§ **Goal**: Quote the blog post below word for word, from "The Thursday after" to "this was not.".

§ **Excerpted text**:
2.12.2005

goddamn you gut, i'm getting mixed messages.

The Thursday after my food poisoning, I was invited to an Indian restaurant for a lunch buffet: within a week I experienced the worst and then the best stimuli my gut can produce. It was delicious... anything 'Indian' I ate prior to this was not.
Anyway.
I don't have a lot for you; at some point, I got another "deep" post coming out... these are probably the least-loved scrawls I put up here. Judging at least from the webcounter (that I promised I wouldn't use, heh). After one of these rambles goes up, I watch the counter... no comments... average time online is 1:20 minutes. I don't time my reading, but that means roughly that people read halfway through my ramblings. Whatever. That last trilogy of posts, revolving roughly around the mechanical thought-processes of panoptic institutions... that wasn't all that fun to write. It's not my strength. It's just practice. Whatever. The next "deep" post is gonna be much different, if I can help it. Gotta let it stew some more though.

§ **Material provided**:
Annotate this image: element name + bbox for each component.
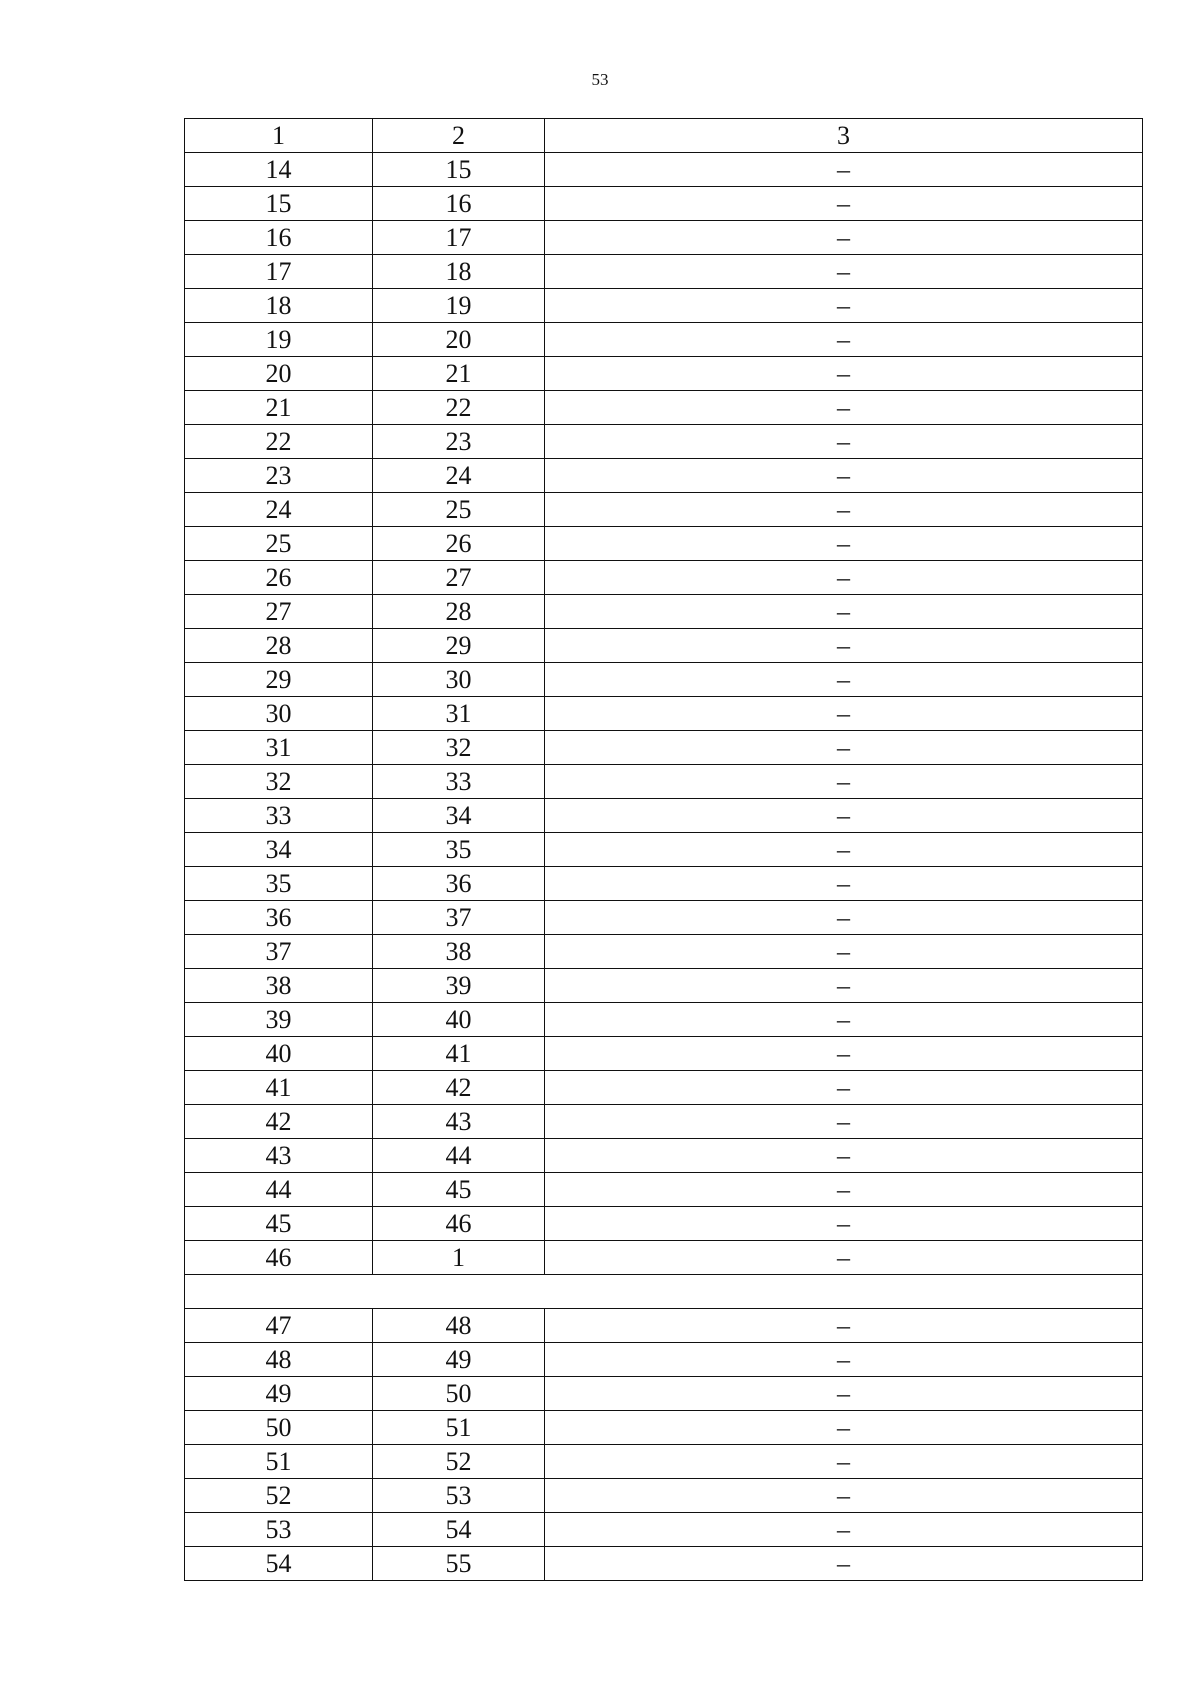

§ **Finished task**:
The Thursday after my food poisoning, I was invited to an Indian restaurant for a lunch buffet: within a week I experienced the worst and then the best stimuli my gut can produce. It was delicious... anything 'Indian' I ate prior to this was not.